The request: Return each line of the entries below that contains the string "section", copied in full. Matching is case-sensitive.
-- START --
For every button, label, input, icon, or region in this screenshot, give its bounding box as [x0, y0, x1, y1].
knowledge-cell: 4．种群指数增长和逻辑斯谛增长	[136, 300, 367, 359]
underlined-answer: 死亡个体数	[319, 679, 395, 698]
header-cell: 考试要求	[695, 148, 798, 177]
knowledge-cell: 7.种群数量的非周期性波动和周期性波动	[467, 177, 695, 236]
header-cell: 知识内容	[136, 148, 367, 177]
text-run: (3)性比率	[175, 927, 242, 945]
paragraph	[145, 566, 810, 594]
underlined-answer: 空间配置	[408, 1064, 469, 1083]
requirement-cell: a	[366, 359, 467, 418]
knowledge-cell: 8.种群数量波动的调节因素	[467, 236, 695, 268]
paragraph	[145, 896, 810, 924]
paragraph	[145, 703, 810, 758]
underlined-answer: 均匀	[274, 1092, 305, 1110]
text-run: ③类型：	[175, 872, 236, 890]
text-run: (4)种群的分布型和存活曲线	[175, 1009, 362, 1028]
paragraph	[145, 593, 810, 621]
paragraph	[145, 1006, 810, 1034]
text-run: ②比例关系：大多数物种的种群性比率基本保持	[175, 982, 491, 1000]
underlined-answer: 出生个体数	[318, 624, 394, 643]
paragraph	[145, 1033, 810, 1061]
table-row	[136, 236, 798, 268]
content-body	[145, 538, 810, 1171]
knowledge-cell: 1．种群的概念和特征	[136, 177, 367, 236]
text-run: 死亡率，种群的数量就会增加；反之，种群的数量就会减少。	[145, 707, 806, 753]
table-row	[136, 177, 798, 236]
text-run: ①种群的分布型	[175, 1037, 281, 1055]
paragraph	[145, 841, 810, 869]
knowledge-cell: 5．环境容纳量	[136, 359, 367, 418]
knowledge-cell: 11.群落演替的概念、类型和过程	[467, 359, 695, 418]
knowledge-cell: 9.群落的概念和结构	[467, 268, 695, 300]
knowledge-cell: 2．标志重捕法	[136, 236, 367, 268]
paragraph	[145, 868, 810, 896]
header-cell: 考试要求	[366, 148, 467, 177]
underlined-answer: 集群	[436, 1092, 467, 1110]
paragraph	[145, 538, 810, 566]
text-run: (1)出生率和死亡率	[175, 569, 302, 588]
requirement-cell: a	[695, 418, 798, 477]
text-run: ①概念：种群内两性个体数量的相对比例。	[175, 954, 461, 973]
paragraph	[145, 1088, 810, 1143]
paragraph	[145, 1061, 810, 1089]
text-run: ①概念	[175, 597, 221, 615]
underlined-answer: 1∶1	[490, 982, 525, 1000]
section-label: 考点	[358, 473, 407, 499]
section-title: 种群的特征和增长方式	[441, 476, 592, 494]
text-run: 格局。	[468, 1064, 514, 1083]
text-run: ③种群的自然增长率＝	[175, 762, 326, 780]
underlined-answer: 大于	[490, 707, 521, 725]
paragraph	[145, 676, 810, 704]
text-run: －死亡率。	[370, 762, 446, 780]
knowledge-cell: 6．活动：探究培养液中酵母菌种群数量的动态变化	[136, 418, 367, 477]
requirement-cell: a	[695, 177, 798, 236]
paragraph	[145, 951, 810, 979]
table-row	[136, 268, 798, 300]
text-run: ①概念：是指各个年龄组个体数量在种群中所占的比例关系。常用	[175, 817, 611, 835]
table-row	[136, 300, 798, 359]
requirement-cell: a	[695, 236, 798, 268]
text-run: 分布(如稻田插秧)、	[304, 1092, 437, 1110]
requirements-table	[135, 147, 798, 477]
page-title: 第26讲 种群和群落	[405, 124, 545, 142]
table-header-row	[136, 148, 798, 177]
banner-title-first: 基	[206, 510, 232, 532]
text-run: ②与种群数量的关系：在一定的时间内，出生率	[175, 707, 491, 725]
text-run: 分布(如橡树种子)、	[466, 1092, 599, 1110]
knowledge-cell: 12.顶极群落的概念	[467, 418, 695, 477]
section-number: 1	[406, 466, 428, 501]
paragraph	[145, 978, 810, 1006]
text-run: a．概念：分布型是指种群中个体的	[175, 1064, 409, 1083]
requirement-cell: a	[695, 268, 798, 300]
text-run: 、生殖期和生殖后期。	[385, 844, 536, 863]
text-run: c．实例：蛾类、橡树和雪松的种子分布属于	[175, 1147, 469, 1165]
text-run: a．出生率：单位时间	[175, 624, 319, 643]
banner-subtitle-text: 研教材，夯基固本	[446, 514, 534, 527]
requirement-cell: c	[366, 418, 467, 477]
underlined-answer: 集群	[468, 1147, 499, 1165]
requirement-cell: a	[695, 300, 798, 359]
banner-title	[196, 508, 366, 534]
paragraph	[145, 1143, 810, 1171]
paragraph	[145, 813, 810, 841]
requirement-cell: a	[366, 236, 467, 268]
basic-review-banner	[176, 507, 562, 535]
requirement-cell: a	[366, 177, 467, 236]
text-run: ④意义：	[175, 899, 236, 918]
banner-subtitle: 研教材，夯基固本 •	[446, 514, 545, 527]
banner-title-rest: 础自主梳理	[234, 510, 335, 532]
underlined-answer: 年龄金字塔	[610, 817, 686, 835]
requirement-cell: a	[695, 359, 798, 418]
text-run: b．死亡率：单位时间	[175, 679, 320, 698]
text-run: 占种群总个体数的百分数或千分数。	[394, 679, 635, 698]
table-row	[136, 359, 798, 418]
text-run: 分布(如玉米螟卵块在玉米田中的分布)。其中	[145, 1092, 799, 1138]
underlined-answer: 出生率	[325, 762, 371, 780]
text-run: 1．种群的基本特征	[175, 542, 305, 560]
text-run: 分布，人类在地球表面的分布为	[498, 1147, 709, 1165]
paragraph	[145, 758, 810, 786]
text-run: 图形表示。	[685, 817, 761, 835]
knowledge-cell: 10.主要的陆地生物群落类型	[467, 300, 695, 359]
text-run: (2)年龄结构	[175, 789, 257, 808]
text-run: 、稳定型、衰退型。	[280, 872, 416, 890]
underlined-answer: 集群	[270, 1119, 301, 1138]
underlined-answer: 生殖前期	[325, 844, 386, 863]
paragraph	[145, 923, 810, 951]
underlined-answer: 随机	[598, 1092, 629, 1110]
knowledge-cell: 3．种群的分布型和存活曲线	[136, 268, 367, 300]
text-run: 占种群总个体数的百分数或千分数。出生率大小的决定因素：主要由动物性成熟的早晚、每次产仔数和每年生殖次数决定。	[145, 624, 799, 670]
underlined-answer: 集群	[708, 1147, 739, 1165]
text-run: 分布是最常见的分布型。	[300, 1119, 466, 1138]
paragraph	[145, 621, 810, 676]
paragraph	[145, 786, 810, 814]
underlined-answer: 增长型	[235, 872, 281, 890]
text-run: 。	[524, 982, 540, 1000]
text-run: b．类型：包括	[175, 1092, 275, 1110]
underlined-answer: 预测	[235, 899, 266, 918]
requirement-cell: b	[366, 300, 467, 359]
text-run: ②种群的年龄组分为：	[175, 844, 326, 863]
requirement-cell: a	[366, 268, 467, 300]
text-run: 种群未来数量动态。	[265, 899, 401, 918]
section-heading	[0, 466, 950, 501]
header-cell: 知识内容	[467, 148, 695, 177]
-- END --
Solved exercise:
section-label: 考点	[358, 473, 407, 499]
section-title: 种群的特征和增长方式	[441, 476, 592, 494]
section-number: 1	[406, 466, 428, 501]
section-heading	[0, 466, 950, 501]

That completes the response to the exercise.